* What you need to do
Write out every record in full, exactly as written, please.

'''

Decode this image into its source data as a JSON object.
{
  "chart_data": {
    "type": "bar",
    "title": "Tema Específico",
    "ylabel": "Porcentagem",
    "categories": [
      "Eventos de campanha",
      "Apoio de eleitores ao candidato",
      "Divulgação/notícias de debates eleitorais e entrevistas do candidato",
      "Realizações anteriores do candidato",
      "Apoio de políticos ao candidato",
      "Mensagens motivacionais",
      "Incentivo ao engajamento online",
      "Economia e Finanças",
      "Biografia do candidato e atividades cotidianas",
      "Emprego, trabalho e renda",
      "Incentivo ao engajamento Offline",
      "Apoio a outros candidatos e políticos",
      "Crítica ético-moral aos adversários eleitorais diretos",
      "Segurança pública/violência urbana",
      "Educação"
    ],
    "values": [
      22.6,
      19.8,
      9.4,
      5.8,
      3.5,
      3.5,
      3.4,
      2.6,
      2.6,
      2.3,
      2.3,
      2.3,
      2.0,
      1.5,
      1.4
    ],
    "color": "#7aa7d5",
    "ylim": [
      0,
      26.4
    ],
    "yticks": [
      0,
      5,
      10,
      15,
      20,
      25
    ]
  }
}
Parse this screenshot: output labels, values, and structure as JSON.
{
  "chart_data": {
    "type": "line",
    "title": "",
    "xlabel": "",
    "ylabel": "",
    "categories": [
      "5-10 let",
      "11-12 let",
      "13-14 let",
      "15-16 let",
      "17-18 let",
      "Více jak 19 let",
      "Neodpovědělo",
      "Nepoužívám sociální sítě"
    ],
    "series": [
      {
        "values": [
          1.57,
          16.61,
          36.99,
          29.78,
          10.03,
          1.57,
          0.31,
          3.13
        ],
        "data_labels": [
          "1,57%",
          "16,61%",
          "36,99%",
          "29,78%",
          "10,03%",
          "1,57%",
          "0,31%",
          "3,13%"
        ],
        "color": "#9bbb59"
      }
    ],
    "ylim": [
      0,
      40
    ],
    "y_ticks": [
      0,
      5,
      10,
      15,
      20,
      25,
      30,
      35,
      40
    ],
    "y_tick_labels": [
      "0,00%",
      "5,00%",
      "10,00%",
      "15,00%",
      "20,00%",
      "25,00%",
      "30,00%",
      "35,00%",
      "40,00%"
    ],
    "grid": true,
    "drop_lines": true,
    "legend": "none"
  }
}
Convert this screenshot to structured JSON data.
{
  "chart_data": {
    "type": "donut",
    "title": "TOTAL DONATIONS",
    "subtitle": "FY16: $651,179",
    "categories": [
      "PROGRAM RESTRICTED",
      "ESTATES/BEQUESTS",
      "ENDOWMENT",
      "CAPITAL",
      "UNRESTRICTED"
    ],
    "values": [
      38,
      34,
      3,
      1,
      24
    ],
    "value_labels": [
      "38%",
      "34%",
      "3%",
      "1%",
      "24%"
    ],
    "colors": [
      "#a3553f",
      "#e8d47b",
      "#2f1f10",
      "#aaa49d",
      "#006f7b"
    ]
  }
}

'''

* Task output
Decode this image into its source data as a JSON object.
{
  "chart_data": {
    "type": "bar",
    "title": "Tema Específico",
    "ylabel": "Porcentagem",
    "categories": [
      "Eventos de campanha",
      "Apoio de eleitores ao candidato",
      "Divulgação/notícias de debates eleitorais e entrevistas do candidato",
      "Realizações anteriores do candidato",
      "Apoio de políticos ao candidato",
      "Mensagens motivacionais",
      "Incentivo ao engajamento online",
      "Economia e Finanças",
      "Biografia do candidato e atividades cotidianas",
      "Emprego, trabalho e renda",
      "Incentivo ao engajamento Offline",
      "Apoio a outros candidatos e políticos",
      "Crítica ético-moral aos adversários eleitorais diretos",
      "Segurança pública/violência urbana",
      "Educação"
    ],
    "values": [
      22.6,
      19.8,
      9.4,
      5.8,
      3.5,
      3.5,
      3.4,
      2.6,
      2.6,
      2.3,
      2.3,
      2.3,
      2.0,
      1.5,
      1.4
    ],
    "color": "#7aa7d5",
    "ylim": [
      0,
      26.4
    ],
    "yticks": [
      0,
      5,
      10,
      15,
      20,
      25
    ]
  }
}
Parse this screenshot: output labels, values, and structure as JSON.
{
  "chart_data": {
    "type": "line",
    "title": "",
    "xlabel": "",
    "ylabel": "",
    "categories": [
      "5-10 let",
      "11-12 let",
      "13-14 let",
      "15-16 let",
      "17-18 let",
      "Více jak 19 let",
      "Neodpovědělo",
      "Nepoužívám sociální sítě"
    ],
    "series": [
      {
        "values": [
          1.57,
          16.61,
          36.99,
          29.78,
          10.03,
          1.57,
          0.31,
          3.13
        ],
        "data_labels": [
          "1,57%",
          "16,61%",
          "36,99%",
          "29,78%",
          "10,03%",
          "1,57%",
          "0,31%",
          "3,13%"
        ],
        "color": "#9bbb59"
      }
    ],
    "ylim": [
      0,
      40
    ],
    "y_ticks": [
      0,
      5,
      10,
      15,
      20,
      25,
      30,
      35,
      40
    ],
    "y_tick_labels": [
      "0,00%",
      "5,00%",
      "10,00%",
      "15,00%",
      "20,00%",
      "25,00%",
      "30,00%",
      "35,00%",
      "40,00%"
    ],
    "grid": true,
    "drop_lines": true,
    "legend": "none"
  }
}
Convert this screenshot to structured JSON data.
{
  "chart_data": {
    "type": "donut",
    "title": "TOTAL DONATIONS",
    "subtitle": "FY16: $651,179",
    "categories": [
      "PROGRAM RESTRICTED",
      "ESTATES/BEQUESTS",
      "ENDOWMENT",
      "CAPITAL",
      "UNRESTRICTED"
    ],
    "values": [
      38,
      34,
      3,
      1,
      24
    ],
    "value_labels": [
      "38%",
      "34%",
      "3%",
      "1%",
      "24%"
    ],
    "colors": [
      "#a3553f",
      "#e8d47b",
      "#2f1f10",
      "#aaa49d",
      "#006f7b"
    ]
  }
}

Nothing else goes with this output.